[Begin Data in this exercise]
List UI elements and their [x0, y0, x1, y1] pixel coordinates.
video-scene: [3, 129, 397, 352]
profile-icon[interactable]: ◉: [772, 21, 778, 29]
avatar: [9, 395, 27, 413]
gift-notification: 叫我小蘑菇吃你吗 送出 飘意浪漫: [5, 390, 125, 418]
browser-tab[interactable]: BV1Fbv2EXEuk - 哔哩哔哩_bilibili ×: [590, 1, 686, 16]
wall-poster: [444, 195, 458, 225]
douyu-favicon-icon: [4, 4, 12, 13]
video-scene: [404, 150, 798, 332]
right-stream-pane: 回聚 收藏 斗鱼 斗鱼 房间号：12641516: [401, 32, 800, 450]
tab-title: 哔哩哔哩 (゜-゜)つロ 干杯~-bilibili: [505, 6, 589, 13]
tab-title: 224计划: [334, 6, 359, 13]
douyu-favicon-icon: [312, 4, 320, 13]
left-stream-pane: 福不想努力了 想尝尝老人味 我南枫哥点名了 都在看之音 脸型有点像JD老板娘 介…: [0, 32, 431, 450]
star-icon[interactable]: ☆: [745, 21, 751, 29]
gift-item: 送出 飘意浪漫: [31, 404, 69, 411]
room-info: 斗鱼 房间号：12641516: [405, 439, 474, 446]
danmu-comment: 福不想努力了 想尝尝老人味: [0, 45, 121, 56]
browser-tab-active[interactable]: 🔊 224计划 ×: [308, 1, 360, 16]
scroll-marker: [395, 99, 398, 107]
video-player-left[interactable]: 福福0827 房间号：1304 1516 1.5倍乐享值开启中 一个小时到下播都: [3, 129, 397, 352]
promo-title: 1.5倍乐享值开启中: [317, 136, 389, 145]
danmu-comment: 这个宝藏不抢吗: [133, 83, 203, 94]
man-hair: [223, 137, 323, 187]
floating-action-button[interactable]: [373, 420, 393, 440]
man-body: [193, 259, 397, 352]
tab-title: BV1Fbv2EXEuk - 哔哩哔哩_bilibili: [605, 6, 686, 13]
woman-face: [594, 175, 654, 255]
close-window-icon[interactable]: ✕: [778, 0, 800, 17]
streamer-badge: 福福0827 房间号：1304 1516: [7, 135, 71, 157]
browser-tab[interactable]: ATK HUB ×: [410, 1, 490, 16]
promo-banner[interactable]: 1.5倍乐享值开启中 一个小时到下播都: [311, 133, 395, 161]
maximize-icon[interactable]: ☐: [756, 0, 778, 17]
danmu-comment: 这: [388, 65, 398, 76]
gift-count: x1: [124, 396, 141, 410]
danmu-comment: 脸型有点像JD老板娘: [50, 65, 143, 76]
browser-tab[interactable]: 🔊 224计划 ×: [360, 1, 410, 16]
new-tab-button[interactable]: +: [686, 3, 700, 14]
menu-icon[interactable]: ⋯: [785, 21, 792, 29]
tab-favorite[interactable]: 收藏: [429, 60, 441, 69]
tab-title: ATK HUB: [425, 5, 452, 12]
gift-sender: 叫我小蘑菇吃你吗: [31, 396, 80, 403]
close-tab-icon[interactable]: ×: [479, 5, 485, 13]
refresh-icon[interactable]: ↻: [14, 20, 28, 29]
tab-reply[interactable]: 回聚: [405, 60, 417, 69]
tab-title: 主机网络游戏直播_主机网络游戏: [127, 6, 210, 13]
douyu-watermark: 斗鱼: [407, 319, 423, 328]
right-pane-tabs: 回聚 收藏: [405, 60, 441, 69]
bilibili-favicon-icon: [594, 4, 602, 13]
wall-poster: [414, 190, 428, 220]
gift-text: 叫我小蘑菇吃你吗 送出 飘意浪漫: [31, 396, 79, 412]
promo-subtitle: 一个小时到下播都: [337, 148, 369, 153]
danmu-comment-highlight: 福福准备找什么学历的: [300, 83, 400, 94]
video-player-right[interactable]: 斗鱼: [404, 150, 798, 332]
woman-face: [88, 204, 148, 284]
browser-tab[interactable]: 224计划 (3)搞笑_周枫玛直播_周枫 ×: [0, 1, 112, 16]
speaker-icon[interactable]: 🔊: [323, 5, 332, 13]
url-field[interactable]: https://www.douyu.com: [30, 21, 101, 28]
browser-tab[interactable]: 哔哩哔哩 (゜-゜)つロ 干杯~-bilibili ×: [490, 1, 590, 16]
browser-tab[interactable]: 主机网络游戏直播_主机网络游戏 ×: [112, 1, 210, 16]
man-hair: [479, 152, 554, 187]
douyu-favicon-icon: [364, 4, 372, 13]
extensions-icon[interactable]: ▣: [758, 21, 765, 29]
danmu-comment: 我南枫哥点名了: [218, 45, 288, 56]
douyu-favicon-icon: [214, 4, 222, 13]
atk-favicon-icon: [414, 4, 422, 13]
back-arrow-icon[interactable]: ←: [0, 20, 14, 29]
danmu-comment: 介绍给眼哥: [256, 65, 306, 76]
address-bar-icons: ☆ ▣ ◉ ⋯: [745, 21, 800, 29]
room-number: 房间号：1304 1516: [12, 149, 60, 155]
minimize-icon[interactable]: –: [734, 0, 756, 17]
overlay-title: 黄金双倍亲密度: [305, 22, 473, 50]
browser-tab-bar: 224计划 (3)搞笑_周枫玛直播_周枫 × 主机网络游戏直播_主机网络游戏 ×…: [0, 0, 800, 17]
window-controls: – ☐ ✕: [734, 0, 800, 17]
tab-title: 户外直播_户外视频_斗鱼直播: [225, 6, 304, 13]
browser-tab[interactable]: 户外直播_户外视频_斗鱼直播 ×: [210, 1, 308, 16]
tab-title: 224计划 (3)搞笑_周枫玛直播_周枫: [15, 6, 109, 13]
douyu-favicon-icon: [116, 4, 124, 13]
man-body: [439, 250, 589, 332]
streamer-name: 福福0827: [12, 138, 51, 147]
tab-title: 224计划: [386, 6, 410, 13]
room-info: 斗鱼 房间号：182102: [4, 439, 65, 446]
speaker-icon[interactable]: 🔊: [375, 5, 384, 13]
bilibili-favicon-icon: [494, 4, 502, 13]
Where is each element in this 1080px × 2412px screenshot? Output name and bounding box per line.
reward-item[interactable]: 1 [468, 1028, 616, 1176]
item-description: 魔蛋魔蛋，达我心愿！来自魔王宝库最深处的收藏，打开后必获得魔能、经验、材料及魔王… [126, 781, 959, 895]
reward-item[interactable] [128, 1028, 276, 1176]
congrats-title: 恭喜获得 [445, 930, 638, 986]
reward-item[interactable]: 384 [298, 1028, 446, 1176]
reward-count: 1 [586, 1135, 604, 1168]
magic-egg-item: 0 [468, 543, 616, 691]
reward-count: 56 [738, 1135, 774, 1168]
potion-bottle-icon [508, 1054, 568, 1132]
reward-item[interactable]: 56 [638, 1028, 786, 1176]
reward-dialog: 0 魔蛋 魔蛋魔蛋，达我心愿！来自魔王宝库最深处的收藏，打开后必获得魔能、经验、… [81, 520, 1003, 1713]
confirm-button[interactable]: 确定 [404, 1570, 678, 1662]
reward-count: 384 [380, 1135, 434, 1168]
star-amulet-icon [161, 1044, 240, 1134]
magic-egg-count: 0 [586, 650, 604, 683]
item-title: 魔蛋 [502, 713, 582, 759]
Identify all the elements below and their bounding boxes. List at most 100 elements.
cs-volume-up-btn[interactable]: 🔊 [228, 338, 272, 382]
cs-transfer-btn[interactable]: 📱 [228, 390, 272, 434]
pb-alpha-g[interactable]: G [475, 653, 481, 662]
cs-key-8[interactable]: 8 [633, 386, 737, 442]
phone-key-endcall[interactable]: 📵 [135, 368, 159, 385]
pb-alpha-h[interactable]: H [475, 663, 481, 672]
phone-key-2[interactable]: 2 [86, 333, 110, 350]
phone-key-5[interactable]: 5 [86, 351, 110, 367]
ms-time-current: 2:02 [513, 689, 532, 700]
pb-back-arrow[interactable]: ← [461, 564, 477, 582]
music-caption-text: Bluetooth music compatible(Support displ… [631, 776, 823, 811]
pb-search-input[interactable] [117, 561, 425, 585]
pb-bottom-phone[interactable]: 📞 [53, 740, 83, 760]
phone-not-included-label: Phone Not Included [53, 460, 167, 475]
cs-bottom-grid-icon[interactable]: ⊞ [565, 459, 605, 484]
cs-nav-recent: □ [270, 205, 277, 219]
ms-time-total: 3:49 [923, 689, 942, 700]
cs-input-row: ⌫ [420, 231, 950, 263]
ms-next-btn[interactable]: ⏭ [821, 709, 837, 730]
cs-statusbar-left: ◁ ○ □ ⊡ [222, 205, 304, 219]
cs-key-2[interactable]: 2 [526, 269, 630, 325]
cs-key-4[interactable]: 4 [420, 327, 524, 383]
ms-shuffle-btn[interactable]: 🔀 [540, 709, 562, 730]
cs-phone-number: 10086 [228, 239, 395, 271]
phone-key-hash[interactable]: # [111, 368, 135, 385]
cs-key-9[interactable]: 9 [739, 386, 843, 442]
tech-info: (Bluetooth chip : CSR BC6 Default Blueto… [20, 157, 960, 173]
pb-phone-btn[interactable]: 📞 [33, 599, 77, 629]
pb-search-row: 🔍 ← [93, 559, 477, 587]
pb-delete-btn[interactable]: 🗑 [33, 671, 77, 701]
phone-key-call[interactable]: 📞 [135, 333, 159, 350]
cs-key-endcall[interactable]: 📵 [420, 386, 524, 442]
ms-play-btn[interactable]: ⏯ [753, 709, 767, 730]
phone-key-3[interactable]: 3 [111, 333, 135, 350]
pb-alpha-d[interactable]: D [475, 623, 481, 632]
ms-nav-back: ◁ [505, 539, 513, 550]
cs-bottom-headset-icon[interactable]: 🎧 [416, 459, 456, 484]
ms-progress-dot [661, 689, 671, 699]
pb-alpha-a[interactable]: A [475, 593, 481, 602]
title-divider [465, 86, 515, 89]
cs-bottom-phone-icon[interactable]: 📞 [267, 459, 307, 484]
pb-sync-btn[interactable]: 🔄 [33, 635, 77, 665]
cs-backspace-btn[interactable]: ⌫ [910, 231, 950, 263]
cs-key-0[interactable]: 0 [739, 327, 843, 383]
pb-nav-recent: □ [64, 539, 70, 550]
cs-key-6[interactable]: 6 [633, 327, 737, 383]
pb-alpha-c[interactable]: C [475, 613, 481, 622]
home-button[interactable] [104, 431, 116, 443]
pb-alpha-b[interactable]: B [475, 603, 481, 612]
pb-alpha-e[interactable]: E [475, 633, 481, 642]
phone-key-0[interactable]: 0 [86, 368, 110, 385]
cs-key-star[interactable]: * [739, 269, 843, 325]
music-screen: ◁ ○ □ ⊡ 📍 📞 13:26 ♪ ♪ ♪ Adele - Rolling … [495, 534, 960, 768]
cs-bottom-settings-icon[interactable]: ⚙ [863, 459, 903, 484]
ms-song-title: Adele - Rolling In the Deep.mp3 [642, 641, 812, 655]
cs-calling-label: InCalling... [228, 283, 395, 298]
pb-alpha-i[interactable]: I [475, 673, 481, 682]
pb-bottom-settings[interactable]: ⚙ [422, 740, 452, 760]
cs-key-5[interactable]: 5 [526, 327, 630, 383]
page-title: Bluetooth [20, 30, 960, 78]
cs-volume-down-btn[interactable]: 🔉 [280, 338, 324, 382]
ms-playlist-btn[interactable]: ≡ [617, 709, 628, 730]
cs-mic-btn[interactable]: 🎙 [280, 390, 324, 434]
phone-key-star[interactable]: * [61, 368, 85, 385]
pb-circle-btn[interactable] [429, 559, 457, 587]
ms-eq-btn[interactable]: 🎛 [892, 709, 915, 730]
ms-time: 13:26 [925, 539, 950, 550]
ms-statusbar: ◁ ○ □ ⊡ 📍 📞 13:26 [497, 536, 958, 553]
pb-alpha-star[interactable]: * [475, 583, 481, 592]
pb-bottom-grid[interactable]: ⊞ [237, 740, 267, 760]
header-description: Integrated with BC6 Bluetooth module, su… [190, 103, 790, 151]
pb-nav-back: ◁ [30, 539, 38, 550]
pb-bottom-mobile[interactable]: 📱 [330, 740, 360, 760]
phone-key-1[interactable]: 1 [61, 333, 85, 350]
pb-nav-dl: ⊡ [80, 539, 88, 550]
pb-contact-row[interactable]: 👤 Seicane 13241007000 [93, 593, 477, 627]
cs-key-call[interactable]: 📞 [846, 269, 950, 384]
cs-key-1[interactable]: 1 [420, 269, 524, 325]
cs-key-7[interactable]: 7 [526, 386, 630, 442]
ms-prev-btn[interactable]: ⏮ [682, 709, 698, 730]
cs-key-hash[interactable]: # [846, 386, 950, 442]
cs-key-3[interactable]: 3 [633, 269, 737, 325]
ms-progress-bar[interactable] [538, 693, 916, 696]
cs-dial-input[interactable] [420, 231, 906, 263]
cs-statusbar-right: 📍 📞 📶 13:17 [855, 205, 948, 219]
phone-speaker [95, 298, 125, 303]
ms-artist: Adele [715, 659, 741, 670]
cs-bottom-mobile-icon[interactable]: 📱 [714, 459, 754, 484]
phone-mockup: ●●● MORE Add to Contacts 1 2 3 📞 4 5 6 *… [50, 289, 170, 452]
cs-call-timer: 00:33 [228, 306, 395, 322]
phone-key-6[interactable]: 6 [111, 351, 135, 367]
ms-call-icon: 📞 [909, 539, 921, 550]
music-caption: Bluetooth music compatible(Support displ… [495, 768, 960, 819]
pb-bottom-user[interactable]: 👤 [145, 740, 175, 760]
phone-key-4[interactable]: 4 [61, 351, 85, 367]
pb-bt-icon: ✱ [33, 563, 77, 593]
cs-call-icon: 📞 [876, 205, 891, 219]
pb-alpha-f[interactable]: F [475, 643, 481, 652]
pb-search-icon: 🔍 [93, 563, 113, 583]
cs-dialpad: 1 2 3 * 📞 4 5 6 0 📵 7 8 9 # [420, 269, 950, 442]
[End Data in this exercise]
→ **Task goal**:
Please retype the records from the first line down to and including the line with "scroll-marker: [395, 99, 398, 107]", with no changes.

→ **Answer to the problem**:
List UI elements and their [x0, y0, x1, y1] pixel coordinates.
video-scene: [3, 129, 397, 352]
profile-icon[interactable]: ◉: [772, 21, 778, 29]
avatar: [9, 395, 27, 413]
gift-notification: 叫我小蘑菇吃你吗 送出 飘意浪漫: [5, 390, 125, 418]
browser-tab[interactable]: BV1Fbv2EXEuk - 哔哩哔哩_bilibili ×: [590, 1, 686, 16]
wall-poster: [444, 195, 458, 225]
douyu-favicon-icon: [4, 4, 12, 13]
video-scene: [404, 150, 798, 332]
right-stream-pane: 回聚 收藏 斗鱼 斗鱼 房间号：12641516: [401, 32, 800, 450]
tab-title: 哔哩哔哩 (゜-゜)つロ 干杯~-bilibili: [505, 6, 589, 13]
tab-title: 224计划: [334, 6, 359, 13]
douyu-favicon-icon: [312, 4, 320, 13]
left-stream-pane: 福不想努力了 想尝尝老人味 我南枫哥点名了 都在看之音 脸型有点像JD老板娘 介…: [0, 32, 431, 450]
star-icon[interactable]: ☆: [745, 21, 751, 29]
gift-item: 送出 飘意浪漫: [31, 404, 69, 411]
room-info: 斗鱼 房间号：12641516: [405, 439, 474, 446]
danmu-comment: 福不想努力了 想尝尝老人味: [0, 45, 121, 56]
browser-tab-active[interactable]: 🔊 224计划 ×: [308, 1, 360, 16]
scroll-marker: [395, 99, 398, 107]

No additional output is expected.